→ **AIM OF THE EXERCISE**
Copy from the trapezoidal rule section below, word for word, the stretch from "It may be simpler" through "the actual integral).".

EXCERPT Start Marker

Skip to main content

Section 13.3 Trapezoidal rule

When a function is increasing, the leftpoint rule underestimates its integral, and rightpoint rule overestimates it. So, their average \(T_n=(L_n+R_n)/2\) should be a better approximation. This is the Trapezoidal Rule:

\begin{equation*} T_n = \frac{h}{2}(f(a)+f(b)) + h( f(x_1)+\dots+f(x_{n-1})) \end{equation*}

In Matlab, the computation is similar to Example 13.2.1

T = (f(x(1)) + f(x(end))) * h/2 + sum(f(x(2:end-1)))*h;	

It may be simpler to compute the vector y = f(x) first, which reduces the number of calls to function f and the number of parentheses:

T = (y(1) + y(end)) * h/2 + sum(y(2:end-1))*h;	

For the function \(f(x) = e^x \) on the interval \([-1, 1]\text{,}\) use Matlab to compute the left-, right, and midpoint approximations with \(n=10\) and find the error of each approximation (that is, its difference with the actual integral).

Solution
f = @(x) exp(x);
a = -1;
b = 1;
n = 10;
h = (b-a)/n;
x = a:h:b;
y = f(x);

L = sum(y(1:end-1))*h;
R = sum(y(2:end))*h;
T = (y(1) + y(end)) * h/2 + sum(y(2:end-1))*h; 
midpoints = (x(1:end-1) + x(2:end))/2;
M = sum(f(midpoints))*h;

exact = exp(1)-exp(-1);
er = abs([L R T M] - exact);
fprintf('Errors: Leftpoint %g, Rightpoint %g, Trapezoidal %g, Midpoint %g\n', er);

Here fprintf “unpacks” the vector er, inserting its entries in the right places.

EXCERPT End Marker
RECORD SET Start Marker

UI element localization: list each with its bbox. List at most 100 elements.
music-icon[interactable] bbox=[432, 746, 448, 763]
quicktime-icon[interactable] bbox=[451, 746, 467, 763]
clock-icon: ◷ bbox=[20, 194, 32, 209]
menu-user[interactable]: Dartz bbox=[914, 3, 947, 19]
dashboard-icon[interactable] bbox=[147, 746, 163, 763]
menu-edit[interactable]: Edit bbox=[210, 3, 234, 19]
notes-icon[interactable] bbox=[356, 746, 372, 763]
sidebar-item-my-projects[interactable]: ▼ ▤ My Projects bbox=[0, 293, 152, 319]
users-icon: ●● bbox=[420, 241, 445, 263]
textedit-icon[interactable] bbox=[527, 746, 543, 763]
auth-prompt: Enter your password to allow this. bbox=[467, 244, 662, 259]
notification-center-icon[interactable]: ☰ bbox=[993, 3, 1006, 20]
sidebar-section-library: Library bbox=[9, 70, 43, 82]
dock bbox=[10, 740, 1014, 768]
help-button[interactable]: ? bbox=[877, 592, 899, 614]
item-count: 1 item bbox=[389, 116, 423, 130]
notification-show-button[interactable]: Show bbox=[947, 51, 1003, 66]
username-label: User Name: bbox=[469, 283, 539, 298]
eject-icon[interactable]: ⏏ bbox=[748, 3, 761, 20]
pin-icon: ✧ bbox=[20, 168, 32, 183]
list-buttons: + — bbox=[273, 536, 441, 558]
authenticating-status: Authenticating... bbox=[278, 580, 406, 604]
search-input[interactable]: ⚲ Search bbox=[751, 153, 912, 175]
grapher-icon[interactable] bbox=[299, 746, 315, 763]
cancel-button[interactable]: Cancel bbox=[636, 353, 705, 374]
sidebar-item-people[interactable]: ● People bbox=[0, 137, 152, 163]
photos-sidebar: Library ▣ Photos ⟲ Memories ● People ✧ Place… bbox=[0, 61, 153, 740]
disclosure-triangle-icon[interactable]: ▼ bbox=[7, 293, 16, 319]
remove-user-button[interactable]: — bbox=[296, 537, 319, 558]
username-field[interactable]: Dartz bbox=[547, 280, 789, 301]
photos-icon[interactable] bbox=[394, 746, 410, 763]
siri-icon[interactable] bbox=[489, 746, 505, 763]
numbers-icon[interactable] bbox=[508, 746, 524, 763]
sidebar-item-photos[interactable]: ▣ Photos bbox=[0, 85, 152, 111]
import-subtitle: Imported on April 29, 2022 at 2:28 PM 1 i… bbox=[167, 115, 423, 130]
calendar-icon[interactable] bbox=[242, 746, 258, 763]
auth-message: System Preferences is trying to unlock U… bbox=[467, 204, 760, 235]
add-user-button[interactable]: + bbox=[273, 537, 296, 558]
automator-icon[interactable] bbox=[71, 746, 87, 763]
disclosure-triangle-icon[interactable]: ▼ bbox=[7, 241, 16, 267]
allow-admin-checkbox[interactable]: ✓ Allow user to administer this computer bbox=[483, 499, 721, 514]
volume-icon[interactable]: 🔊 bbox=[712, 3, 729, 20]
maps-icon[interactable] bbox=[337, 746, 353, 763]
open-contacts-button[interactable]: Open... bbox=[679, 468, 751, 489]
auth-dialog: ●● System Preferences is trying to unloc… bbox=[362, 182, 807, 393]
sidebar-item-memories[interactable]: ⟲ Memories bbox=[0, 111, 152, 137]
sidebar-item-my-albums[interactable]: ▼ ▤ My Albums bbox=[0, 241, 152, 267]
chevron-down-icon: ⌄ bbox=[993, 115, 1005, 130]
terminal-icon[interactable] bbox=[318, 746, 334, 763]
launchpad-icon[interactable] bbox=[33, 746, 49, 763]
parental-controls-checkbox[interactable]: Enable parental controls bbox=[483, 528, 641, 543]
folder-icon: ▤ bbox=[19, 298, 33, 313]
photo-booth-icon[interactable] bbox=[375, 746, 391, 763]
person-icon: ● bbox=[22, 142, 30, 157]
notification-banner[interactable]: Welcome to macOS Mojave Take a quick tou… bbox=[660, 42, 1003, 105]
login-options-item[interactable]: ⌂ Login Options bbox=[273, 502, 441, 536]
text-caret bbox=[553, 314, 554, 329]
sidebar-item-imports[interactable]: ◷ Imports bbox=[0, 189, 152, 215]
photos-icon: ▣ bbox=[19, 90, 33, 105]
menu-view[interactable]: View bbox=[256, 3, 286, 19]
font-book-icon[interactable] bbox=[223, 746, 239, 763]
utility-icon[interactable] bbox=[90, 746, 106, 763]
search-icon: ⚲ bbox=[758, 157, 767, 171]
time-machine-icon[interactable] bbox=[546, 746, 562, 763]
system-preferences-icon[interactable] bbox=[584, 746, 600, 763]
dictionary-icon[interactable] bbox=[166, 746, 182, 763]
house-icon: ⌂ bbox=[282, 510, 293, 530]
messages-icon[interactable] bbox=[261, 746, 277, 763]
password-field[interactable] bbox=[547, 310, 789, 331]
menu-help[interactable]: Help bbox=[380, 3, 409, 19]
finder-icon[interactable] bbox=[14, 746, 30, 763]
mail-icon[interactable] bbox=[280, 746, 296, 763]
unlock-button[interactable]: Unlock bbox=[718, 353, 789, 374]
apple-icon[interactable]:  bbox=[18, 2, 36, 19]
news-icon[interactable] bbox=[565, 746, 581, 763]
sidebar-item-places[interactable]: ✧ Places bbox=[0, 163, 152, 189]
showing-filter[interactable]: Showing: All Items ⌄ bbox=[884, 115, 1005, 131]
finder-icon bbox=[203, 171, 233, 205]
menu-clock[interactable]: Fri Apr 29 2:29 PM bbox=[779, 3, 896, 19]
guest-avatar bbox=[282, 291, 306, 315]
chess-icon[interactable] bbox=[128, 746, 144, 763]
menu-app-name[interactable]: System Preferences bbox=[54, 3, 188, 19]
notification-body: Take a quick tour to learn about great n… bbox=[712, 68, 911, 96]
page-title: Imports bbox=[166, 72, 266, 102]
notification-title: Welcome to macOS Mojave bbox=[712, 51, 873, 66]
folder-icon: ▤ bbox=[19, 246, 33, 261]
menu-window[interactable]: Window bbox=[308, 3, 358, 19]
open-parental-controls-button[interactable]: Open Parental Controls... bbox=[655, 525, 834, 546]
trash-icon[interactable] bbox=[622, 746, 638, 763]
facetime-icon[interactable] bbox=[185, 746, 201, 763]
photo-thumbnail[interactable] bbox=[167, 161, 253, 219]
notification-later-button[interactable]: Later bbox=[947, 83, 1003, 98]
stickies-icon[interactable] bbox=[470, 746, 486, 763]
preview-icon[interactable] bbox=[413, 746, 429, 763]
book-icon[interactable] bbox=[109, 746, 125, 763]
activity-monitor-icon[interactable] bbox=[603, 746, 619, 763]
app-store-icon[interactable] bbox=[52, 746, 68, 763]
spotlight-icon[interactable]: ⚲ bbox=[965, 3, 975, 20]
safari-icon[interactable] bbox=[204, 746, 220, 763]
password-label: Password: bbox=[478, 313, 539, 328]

RECORD SET End Marker

→ **OUTPUT FOR THIS TASK**
It may be simpler to compute the vector y = f(x) first, which reduces the number of calls to function f and the number of parentheses:

T = (y(1) + y(end)) * h/2 + sum(y(2:end-1))*h;	

For the function \(f(x) = e^x \) on the interval \([-1, 1]\text{,}\) use Matlab to compute the left-, right, and midpoint approximations with \(n=10\) and find the error of each approximation (that is, its difference with the actual integral).